Given problem: Scan the data beneath this task and copy each line that includes "equity".

Dataset entries:
********************
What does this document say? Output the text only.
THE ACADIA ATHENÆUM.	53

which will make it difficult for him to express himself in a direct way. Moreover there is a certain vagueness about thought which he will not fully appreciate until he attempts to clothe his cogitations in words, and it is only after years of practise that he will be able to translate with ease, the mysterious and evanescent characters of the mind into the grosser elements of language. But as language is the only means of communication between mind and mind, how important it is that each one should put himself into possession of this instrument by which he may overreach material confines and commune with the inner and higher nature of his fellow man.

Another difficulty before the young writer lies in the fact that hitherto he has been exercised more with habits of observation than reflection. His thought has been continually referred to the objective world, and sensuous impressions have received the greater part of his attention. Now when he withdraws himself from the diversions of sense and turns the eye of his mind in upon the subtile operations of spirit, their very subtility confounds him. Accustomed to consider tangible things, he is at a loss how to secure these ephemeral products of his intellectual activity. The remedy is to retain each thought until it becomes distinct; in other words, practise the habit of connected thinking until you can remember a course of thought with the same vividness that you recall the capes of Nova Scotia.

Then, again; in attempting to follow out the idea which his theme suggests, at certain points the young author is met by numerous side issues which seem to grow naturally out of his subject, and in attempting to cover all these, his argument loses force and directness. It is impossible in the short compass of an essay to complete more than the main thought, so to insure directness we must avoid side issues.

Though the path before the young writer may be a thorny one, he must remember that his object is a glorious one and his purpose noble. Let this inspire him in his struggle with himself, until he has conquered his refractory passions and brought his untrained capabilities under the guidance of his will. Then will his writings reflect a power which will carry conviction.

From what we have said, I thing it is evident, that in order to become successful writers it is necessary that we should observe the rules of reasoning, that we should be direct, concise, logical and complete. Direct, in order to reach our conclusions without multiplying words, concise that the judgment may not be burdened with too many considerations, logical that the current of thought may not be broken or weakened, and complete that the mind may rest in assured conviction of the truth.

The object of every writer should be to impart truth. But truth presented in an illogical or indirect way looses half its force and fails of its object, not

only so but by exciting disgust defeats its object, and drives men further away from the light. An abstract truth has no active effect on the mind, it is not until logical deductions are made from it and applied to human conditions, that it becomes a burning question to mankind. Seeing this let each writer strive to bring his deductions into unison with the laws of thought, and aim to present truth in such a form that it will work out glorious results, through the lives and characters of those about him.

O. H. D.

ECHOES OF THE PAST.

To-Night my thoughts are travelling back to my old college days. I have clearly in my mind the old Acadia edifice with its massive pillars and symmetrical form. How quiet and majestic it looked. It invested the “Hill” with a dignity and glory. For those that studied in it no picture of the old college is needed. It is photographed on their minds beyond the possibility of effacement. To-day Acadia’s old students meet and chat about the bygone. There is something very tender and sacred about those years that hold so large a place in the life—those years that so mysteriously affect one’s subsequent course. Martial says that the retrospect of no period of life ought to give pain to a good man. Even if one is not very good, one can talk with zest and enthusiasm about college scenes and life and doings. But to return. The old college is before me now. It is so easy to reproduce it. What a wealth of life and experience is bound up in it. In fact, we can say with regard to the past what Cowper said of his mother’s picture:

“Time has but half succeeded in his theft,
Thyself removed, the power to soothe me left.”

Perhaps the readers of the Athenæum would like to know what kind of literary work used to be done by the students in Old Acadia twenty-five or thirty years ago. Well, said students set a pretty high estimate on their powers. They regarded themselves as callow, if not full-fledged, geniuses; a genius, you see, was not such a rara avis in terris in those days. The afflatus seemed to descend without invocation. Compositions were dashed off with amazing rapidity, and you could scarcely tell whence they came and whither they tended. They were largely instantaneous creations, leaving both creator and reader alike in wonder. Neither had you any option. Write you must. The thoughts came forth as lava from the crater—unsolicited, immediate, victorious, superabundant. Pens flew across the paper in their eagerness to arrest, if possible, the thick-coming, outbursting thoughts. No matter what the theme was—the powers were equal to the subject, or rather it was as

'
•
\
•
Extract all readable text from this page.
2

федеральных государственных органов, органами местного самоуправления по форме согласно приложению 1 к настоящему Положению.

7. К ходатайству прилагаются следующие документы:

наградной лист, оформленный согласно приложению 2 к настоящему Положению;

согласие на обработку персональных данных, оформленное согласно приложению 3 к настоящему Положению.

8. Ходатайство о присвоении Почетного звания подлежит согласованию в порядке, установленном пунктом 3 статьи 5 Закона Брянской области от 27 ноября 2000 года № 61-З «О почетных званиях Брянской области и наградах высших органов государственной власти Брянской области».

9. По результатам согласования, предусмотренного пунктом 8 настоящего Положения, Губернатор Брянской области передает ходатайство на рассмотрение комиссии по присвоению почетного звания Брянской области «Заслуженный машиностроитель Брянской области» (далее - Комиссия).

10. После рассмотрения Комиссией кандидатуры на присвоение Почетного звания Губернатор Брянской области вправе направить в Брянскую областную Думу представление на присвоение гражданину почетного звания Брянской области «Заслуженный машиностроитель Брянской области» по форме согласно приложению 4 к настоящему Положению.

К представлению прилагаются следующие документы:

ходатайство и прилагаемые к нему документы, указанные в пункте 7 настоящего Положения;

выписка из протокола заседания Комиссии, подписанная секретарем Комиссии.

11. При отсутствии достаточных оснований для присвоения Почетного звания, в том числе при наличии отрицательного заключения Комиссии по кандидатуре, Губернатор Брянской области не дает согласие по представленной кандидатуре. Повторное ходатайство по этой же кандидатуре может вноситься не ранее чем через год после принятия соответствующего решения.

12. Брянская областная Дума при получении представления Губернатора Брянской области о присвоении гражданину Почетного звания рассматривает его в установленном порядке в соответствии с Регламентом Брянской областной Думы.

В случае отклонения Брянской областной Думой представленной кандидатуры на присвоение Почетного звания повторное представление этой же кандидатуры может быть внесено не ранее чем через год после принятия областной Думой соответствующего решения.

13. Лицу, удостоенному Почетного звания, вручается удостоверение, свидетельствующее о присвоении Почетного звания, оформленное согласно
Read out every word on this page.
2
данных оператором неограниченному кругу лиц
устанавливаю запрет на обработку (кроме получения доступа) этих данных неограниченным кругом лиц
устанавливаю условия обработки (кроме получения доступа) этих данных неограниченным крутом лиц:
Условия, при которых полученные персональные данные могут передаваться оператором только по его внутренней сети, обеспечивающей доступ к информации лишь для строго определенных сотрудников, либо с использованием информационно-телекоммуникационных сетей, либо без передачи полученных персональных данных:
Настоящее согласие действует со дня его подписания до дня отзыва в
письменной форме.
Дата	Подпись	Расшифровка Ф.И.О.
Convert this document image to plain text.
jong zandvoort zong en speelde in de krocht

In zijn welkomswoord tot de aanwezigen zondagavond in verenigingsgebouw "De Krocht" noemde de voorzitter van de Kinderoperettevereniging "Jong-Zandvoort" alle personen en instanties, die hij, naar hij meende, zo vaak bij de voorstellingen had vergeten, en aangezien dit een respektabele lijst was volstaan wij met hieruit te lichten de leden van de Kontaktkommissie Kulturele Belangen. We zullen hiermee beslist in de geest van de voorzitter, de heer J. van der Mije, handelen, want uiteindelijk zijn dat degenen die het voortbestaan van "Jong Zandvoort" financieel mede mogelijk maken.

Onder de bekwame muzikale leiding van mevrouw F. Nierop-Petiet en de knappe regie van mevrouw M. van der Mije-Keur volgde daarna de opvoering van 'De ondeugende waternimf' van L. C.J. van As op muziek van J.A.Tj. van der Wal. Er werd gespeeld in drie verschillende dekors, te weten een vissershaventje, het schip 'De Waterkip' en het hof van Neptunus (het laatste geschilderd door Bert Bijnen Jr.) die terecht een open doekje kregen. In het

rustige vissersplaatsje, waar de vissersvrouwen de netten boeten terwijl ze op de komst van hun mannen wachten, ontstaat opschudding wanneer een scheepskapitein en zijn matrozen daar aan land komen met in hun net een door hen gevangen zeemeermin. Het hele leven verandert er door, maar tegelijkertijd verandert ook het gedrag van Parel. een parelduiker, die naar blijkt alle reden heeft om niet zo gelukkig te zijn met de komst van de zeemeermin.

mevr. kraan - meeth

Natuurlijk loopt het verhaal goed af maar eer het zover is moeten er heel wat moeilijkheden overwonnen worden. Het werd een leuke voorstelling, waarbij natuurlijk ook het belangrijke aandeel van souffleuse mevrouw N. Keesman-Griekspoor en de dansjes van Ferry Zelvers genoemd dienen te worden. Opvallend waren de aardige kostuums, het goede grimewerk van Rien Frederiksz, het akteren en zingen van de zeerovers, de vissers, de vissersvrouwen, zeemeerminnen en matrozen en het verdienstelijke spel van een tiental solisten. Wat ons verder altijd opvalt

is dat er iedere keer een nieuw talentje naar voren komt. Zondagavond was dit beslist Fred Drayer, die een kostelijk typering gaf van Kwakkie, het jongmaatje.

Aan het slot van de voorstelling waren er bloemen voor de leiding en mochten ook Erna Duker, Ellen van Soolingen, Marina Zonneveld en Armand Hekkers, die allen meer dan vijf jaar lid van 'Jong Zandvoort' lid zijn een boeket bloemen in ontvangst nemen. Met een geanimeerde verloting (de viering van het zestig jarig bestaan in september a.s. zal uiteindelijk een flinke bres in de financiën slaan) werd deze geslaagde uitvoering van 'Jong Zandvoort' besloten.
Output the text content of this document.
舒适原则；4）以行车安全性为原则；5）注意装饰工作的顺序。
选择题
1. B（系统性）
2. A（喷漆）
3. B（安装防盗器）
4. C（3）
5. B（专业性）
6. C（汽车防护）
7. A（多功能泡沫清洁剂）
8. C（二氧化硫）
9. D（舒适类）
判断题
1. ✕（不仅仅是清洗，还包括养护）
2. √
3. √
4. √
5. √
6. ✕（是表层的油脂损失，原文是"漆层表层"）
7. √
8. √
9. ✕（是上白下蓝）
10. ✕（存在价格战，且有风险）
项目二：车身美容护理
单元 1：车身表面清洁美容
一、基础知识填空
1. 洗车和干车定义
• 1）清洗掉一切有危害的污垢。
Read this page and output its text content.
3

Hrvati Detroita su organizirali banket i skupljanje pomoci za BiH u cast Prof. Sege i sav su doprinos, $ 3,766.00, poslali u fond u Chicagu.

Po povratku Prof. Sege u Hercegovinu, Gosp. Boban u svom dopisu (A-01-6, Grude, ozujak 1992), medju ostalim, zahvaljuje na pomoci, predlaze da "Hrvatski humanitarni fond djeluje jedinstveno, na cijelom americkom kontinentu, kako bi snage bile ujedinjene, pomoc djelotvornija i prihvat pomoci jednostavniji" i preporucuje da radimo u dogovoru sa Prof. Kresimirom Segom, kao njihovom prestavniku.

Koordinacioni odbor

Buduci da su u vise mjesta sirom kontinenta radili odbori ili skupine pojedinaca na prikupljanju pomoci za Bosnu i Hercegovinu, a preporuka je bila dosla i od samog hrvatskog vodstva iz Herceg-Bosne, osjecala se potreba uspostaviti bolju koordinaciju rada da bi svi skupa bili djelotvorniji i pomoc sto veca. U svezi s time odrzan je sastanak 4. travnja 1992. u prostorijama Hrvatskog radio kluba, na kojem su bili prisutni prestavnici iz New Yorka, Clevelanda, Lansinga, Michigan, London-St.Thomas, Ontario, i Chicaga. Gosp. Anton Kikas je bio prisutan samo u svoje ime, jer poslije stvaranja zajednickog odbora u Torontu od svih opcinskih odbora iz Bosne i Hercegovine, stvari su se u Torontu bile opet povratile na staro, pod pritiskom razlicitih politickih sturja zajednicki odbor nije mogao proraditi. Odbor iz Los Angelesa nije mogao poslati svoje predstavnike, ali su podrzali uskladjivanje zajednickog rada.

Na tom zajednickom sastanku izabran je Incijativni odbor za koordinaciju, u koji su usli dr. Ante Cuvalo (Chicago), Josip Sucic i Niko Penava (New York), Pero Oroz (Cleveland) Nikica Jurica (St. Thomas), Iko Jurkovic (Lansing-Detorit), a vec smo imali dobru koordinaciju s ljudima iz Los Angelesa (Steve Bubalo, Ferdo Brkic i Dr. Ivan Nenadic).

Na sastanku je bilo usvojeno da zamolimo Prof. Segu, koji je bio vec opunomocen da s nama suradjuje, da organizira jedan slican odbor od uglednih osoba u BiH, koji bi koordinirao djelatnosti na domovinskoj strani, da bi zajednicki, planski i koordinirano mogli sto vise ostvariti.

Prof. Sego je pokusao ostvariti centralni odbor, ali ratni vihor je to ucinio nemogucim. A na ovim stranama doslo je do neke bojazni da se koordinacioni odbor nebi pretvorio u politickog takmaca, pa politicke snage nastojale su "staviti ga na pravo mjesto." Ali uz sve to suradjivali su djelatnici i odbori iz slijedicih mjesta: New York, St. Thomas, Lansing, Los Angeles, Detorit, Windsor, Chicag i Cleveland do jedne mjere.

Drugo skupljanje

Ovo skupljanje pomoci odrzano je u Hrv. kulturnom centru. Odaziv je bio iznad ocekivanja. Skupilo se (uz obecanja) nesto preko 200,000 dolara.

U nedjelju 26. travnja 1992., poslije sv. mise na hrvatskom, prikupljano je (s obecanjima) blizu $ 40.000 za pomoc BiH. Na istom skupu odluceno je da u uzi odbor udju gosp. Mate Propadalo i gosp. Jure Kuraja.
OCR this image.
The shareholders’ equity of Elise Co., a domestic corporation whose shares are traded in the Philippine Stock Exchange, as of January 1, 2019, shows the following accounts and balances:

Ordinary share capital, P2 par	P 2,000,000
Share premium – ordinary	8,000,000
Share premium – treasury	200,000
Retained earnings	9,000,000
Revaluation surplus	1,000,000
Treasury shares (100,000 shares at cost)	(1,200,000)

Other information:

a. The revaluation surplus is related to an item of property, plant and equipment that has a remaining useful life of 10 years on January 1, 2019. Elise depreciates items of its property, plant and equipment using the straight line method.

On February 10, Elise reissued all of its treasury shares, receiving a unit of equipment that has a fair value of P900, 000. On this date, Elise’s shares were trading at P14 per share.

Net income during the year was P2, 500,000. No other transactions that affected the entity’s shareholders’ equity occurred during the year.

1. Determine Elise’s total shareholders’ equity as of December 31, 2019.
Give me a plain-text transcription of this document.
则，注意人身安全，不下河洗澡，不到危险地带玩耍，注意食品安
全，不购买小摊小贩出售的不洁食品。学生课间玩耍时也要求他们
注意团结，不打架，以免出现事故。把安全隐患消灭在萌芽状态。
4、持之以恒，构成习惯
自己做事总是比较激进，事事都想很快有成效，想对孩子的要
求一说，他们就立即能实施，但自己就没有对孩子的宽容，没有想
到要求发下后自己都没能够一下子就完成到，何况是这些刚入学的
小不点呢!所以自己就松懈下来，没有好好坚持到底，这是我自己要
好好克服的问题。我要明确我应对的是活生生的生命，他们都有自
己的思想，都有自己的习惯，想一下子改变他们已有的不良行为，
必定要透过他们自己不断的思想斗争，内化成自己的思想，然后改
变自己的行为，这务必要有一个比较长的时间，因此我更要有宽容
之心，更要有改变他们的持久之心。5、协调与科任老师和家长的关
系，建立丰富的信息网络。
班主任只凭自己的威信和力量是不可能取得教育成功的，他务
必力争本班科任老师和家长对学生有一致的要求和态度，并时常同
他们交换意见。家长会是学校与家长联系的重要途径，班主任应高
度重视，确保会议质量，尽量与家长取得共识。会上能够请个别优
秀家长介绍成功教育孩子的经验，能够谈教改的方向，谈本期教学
********************
Result below:
The shareholders’ equity of Elise Co., a domestic corporation whose shares are traded in the Philippine Stock Exchange, as of January 1, 2019, shows the following accounts and balances:
Net income during the year was P2, 500,000. No other transactions that affected the entity’s shareholders’ equity occurred during the year.
1. Determine Elise’s total shareholders’ equity as of December 31, 2019.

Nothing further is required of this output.